## What is being asked
Count the lines below that contain the word "TEAM" and give only that number.

## Data provided
::::

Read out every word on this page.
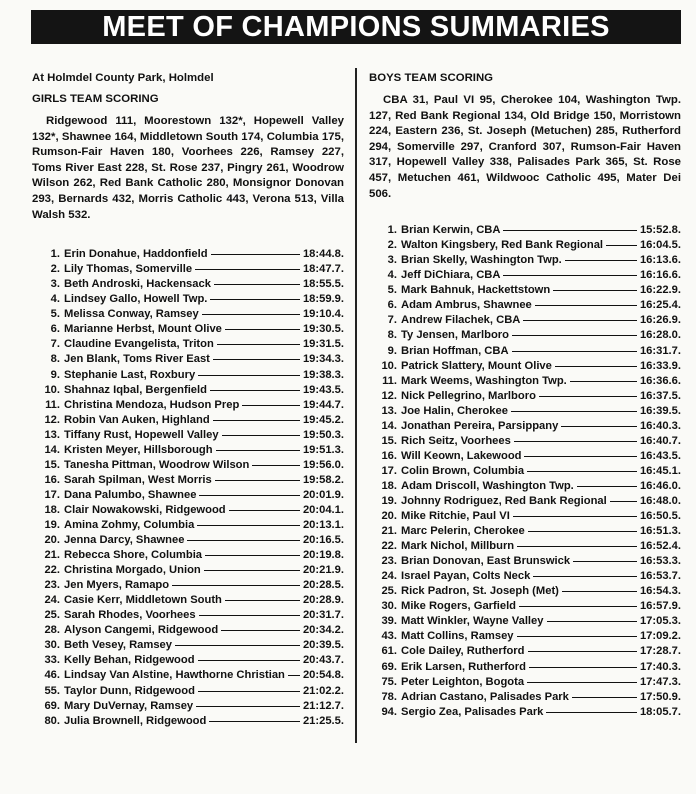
MEET OF CHAMPIONS SUMMARIES
At Holmdel County Park, Holmdel
GIRLS TEAM SCORING
Ridgewood 111, Moorestown 132*, Hopewell Valley 132*, Shawnee 164, Middletown South 174, Columbia 175, Rumson-Fair Haven 180, Voorhees 226, Ramsey 227, Toms River East 228, St. Rose 237, Pingry 261, Woodrow Wilson 262, Red Bank Catholic 280, Monsignor Donovan 293, Bernards 432, Morris Catholic 443, Verona 513, Villa Walsh 532.
1. Erin Donahue, Haddonfield	18:44.8.
2. Lily Thomas, Somerville	18:47.7.
3. Beth Androski, Hackensack	18:55.5.
4. Lindsey Gallo, Howell Twp.	18:59.9.
5. Melissa Conway, Ramsey	19:10.4.
6. Marianne Herbst, Mount Olive	19:30.5.
7. Claudine Evangelista, Triton	19:31.5.
8. Jen Blank, Toms River East	19:34.3.
9. Stephanie Last, Roxbury	19:38.3.
10. Shahnaz Iqbal, Bergenfield	19:43.5.
11. Christina Mendoza, Hudson Prep	19:44.7.
12. Robin Van Auken, Highland	19:45.2.
13. Tiffany Rust, Hopewell Valley	19:50.3.
14. Kristen Meyer, Hillsborough	19:51.3.
15. Tanesha Pittman, Woodrow Wilson	19:56.0.
16. Sarah Spilman, West Morris	19:58.2.
17. Dana Palumbo, Shawnee	20:01.9.
18. Clair Nowakowski, Ridgewood	20:04.1.
19. Amina Zohmy, Columbia	20:13.1.
20. Jenna Darcy, Shawnee	20:16.5.
21. Rebecca Shore, Columbia	20:19.8.
22. Christina Morgado, Union	20:21.9.
23. Jen Myers, Ramapo	20:28.5.
24. Casie Kerr, Middletown South	20:28.9.
25. Sarah Rhodes, Voorhees	20:31.7.
28. Alyson Cangemi, Ridgewood	20:34.2.
30. Beth Vesey, Ramsey	20:39.5.
33. Kelly Behan, Ridgewood	20:43.7.
46. Lindsay Van Alstine, Hawthorne Christian 20:54.8.
55. Taylor Dunn, Ridgewood	21:02.2.
69. Mary DuVernay, Ramsey	21:12.7.
80. Julia Brownell, Ridgewood	21:25.5.
BOYS TEAM SCORING
CBA 31, Paul VI 95, Cherokee 104, Washington Twp. 127, Red Bank Regional 134, Old Bridge 150, Morristown 224, Eastern 236, St. Joseph (Metuchen) 285, Rutherford 294, Somerville 297, Cranford 307, Rumson-Fair Haven 317, Hopewell Valley 338, Palisades Park 365, St. Rose 457, Metuchen 461, Wildwooc Catholic 495, Mater Dei 506.
1. Brian Kerwin, CBA	15:52.8.
2. Walton Kingsbery, Red Bank Regional	16:04.5.
3. Brian Skelly, Washington Twp.	16:13.6.
4. Jeff DiChiara, CBA	16:16.6.
5. Mark Bahnuk, Hackettstown	16:22.9.
6. Adam Ambrus, Shawnee	16:25.4.
7. Andrew Filachek, CBA	16:26.9.
8. Ty Jensen, Marlboro	16:28.0.
9. Brian Hoffman, CBA	16:31.7.
10. Patrick Slattery, Mount Olive	16:33.9.
11. Mark Weems, Washington Twp.	16:36.6.
12. Nick Pellegrino, Marlboro	16:37.5.
13. Joe Halin, Cherokee	16:39.5.
14. Jonathan Pereira, Parsippany	16:40.3.
15. Rich Seitz, Voorhees	16:40.7.
16. Will Keown, Lakewood	16:43.5.
17. Colin Brown, Columbia	16:45.1.
18. Adam Driscoll, Washington Twp.	16:46.0.
19. Johnny Rodriguez, Red Bank Regional	16:48.0.
20. Mike Ritchie, Paul VI	16:50.5.
21. Marc Pelerin, Cherokee	16:51.3.
22. Mark Nichol, Millburn	16:52.4.
23. Brian Donovan, East Brunswick	16:53.3.
24. Israel Payan, Colts Neck	16:53.7.
25. Rick Padron, St. Joseph (Met)	16:54.3.
30. Mike Rogers, Garfield	16:57.9.
39. Matt Winkler, Wayne Valley	17:05.3.
43. Matt Collins, Ramsey	17:09.2.
61. Cole Dailey, Rutherford	17:28.7.
69. Erik Larsen, Rutherford	17:40.3.
75. Peter Leighton, Bogota	17:47.3.
78. Adrian Castano, Palisades Park	17:50.9.
94. Sergio Zea, Palisades Park	18:05.7.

::::

## Exercise result
2